- [Task brief] The complete listing should be restated exactly.

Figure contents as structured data
== == ==

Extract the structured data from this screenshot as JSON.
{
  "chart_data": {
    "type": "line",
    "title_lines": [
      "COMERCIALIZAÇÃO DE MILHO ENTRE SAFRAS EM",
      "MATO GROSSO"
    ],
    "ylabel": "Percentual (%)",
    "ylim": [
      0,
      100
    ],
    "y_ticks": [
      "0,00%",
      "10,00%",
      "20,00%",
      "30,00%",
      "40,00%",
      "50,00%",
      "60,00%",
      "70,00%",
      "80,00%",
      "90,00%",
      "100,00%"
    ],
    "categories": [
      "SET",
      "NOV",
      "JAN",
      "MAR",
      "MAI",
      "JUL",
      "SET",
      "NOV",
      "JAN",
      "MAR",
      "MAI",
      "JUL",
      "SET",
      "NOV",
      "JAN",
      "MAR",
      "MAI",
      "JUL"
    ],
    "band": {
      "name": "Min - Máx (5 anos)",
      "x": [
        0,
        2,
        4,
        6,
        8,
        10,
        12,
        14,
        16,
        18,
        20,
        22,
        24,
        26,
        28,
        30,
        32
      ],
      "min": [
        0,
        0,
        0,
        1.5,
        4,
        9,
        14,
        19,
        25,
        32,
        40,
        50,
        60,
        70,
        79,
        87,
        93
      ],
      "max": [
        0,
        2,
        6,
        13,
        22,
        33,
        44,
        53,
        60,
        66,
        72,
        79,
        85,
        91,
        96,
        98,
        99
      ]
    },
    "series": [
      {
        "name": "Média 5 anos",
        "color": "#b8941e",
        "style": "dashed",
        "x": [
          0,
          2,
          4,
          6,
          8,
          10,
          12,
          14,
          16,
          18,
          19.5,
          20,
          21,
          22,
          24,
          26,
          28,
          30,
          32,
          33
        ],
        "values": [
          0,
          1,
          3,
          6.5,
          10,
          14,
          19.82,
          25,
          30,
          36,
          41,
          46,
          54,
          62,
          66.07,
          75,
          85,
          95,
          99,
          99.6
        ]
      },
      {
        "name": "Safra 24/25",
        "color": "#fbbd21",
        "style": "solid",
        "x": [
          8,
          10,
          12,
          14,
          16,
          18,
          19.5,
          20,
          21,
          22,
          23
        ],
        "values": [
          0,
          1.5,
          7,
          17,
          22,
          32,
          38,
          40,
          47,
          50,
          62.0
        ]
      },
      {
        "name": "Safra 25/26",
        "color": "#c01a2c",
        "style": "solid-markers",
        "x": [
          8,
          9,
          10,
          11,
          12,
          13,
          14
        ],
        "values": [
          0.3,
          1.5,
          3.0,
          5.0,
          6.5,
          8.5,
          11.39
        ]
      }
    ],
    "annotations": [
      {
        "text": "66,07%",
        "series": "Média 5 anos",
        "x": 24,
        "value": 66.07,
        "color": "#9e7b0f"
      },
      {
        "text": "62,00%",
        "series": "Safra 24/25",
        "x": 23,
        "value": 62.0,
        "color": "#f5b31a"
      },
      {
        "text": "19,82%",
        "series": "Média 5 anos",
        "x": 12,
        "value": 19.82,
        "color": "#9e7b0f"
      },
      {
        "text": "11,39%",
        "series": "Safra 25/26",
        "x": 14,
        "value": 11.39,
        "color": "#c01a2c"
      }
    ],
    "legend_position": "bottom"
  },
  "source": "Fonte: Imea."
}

== == ==

- [Answer to this task]
Extract the structured data from this screenshot as JSON.
{
  "chart_data": {
    "type": "line",
    "title_lines": [
      "COMERCIALIZAÇÃO DE MILHO ENTRE SAFRAS EM",
      "MATO GROSSO"
    ],
    "ylabel": "Percentual (%)",
    "ylim": [
      0,
      100
    ],
    "y_ticks": [
      "0,00%",
      "10,00%",
      "20,00%",
      "30,00%",
      "40,00%",
      "50,00%",
      "60,00%",
      "70,00%",
      "80,00%",
      "90,00%",
      "100,00%"
    ],
    "categories": [
      "SET",
      "NOV",
      "JAN",
      "MAR",
      "MAI",
      "JUL",
      "SET",
      "NOV",
      "JAN",
      "MAR",
      "MAI",
      "JUL",
      "SET",
      "NOV",
      "JAN",
      "MAR",
      "MAI",
      "JUL"
    ],
    "band": {
      "name": "Min - Máx (5 anos)",
      "x": [
        0,
        2,
        4,
        6,
        8,
        10,
        12,
        14,
        16,
        18,
        20,
        22,
        24,
        26,
        28,
        30,
        32
      ],
      "min": [
        0,
        0,
        0,
        1.5,
        4,
        9,
        14,
        19,
        25,
        32,
        40,
        50,
        60,
        70,
        79,
        87,
        93
      ],
      "max": [
        0,
        2,
        6,
        13,
        22,
        33,
        44,
        53,
        60,
        66,
        72,
        79,
        85,
        91,
        96,
        98,
        99
      ]
    },
    "series": [
      {
        "name": "Média 5 anos",
        "color": "#b8941e",
        "style": "dashed",
        "x": [
          0,
          2,
          4,
          6,
          8,
          10,
          12,
          14,
          16,
          18,
          19.5,
          20,
          21,
          22,
          24,
          26,
          28,
          30,
          32,
          33
        ],
        "values": [
          0,
          1,
          3,
          6.5,
          10,
          14,
          19.82,
          25,
          30,
          36,
          41,
          46,
          54,
          62,
          66.07,
          75,
          85,
          95,
          99,
          99.6
        ]
      },
      {
        "name": "Safra 24/25",
        "color": "#fbbd21",
        "style": "solid",
        "x": [
          8,
          10,
          12,
          14,
          16,
          18,
          19.5,
          20,
          21,
          22,
          23
        ],
        "values": [
          0,
          1.5,
          7,
          17,
          22,
          32,
          38,
          40,
          47,
          50,
          62.0
        ]
      },
      {
        "name": "Safra 25/26",
        "color": "#c01a2c",
        "style": "solid-markers",
        "x": [
          8,
          9,
          10,
          11,
          12,
          13,
          14
        ],
        "values": [
          0.3,
          1.5,
          3.0,
          5.0,
          6.5,
          8.5,
          11.39
        ]
      }
    ],
    "annotations": [
      {
        "text": "66,07%",
        "series": "Média 5 anos",
        "x": 24,
        "value": 66.07,
        "color": "#9e7b0f"
      },
      {
        "text": "62,00%",
        "series": "Safra 24/25",
        "x": 23,
        "value": 62.0,
        "color": "#f5b31a"
      },
      {
        "text": "19,82%",
        "series": "Média 5 anos",
        "x": 12,
        "value": 19.82,
        "color": "#9e7b0f"
      },
      {
        "text": "11,39%",
        "series": "Safra 25/26",
        "x": 14,
        "value": 11.39,
        "color": "#c01a2c"
      }
    ],
    "legend_position": "bottom"
  },
  "source": "Fonte: Imea."
}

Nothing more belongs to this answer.